• _WHAT NEEDS TO BE DONE_: Present each line of the entries below that holds the word "Sciences".

───── RECORDS TO USE

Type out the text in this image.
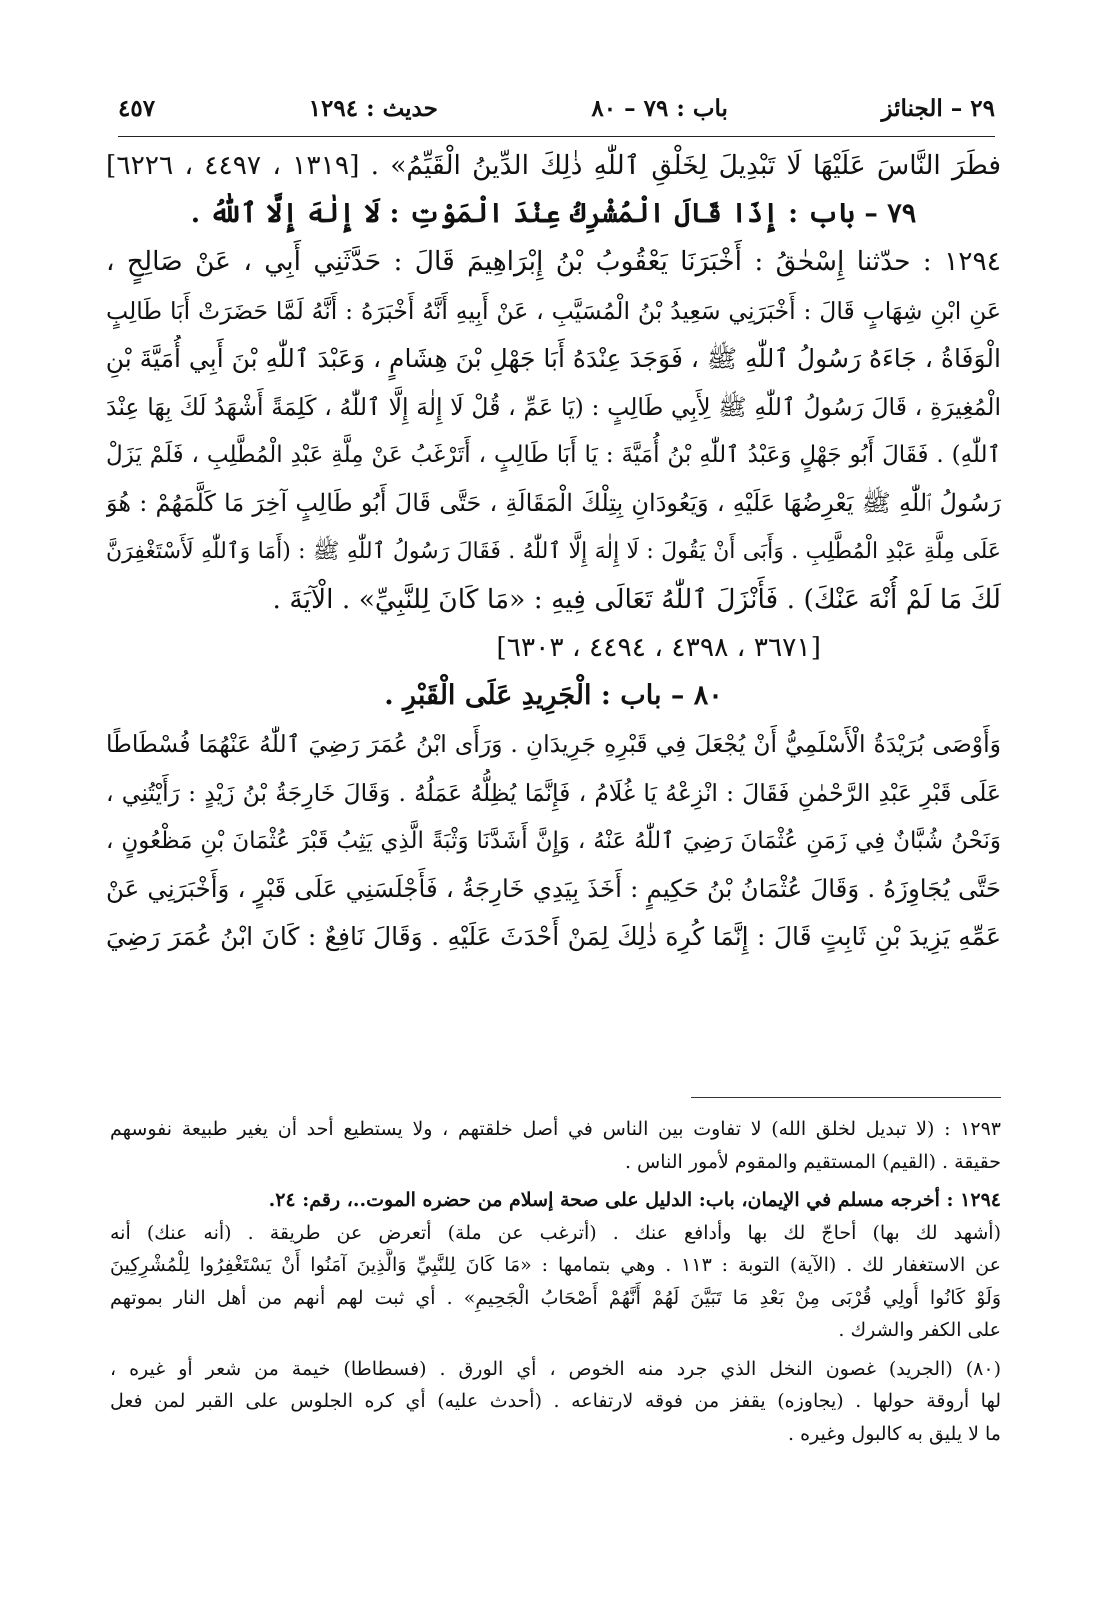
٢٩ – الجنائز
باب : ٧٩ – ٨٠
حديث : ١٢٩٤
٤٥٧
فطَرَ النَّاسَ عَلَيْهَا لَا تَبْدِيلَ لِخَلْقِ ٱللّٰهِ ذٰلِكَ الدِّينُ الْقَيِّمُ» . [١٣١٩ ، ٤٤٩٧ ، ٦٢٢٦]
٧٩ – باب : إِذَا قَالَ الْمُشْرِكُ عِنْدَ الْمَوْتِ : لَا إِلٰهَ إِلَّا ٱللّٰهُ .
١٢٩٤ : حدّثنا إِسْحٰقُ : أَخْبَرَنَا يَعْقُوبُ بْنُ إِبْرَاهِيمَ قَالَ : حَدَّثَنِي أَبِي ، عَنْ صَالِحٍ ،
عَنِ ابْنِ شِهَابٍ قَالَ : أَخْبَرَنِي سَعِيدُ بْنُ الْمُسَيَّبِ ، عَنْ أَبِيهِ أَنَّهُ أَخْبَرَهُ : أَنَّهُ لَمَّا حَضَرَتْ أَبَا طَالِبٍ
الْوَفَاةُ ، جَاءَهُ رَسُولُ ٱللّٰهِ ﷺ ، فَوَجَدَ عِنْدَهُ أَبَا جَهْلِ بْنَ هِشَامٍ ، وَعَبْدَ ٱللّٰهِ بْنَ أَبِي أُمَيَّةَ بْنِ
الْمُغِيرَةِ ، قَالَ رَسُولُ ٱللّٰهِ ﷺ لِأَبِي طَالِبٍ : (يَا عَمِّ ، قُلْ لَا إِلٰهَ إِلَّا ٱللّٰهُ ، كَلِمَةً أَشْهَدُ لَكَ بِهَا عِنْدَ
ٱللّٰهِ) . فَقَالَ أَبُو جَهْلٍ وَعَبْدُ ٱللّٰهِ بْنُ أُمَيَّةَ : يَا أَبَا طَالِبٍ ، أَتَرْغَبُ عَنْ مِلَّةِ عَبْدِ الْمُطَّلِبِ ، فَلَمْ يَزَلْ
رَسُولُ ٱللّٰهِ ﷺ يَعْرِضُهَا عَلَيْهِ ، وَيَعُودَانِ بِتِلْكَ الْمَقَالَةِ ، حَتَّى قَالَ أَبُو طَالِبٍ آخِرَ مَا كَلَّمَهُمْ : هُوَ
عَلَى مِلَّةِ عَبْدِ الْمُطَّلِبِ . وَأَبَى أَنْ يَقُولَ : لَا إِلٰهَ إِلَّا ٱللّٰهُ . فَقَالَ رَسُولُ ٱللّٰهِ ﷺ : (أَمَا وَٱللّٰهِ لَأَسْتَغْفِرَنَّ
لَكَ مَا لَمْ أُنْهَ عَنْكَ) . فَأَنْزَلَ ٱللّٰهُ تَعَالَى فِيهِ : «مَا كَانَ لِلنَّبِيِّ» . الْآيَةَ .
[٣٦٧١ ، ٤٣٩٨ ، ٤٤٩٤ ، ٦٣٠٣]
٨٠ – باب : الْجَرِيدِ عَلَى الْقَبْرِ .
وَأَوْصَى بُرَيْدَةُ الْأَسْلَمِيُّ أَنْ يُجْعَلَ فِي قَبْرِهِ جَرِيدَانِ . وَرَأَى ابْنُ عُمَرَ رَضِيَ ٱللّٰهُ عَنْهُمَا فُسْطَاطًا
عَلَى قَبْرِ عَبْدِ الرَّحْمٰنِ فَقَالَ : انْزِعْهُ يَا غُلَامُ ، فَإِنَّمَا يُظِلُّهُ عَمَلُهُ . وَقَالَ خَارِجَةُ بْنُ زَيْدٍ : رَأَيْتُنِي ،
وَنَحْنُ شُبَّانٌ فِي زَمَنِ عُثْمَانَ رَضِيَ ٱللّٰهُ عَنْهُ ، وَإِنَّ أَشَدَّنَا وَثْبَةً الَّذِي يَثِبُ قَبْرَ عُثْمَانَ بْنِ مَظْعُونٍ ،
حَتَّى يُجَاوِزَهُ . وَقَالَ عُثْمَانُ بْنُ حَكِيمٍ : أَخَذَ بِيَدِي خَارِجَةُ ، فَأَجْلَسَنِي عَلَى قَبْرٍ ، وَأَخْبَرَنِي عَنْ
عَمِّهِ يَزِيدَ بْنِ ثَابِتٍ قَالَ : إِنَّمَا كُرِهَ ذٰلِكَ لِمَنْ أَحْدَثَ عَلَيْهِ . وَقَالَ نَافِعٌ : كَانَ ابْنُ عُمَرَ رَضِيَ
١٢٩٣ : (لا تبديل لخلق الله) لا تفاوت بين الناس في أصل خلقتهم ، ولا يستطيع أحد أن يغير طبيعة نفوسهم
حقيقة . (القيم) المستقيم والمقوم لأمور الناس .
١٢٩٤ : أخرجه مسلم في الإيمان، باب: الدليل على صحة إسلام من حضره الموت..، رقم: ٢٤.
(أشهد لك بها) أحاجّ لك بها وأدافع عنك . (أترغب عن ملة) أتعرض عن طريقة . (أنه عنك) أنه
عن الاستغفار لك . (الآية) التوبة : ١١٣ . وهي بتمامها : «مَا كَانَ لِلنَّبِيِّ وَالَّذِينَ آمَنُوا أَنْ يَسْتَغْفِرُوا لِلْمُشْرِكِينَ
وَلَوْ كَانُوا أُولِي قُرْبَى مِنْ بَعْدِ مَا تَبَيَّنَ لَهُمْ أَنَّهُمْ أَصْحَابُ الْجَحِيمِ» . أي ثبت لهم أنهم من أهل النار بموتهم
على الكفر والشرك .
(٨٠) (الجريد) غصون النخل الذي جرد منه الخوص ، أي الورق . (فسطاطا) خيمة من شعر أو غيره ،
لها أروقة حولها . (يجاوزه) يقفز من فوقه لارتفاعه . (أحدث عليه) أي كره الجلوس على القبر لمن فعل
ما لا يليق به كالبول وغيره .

──────────
───── RECORDS TO USE

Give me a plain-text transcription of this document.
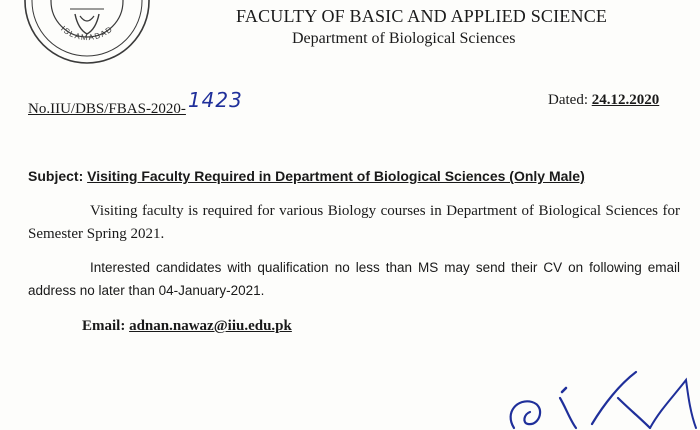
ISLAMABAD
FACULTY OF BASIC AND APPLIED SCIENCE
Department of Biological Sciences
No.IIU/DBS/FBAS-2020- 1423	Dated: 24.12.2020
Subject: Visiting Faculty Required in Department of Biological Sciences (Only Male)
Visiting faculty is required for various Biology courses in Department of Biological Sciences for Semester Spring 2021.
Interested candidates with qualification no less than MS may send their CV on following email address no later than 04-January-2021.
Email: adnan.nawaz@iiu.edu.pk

──────────

• _OUTPUT BELOW_:
Department of Biological Sciences
Subject: Visiting Faculty Required in Department of Biological Sciences (Only Male)
Visiting faculty is required for various Biology courses in Department of Biological Sciences for Semester Spring 2021.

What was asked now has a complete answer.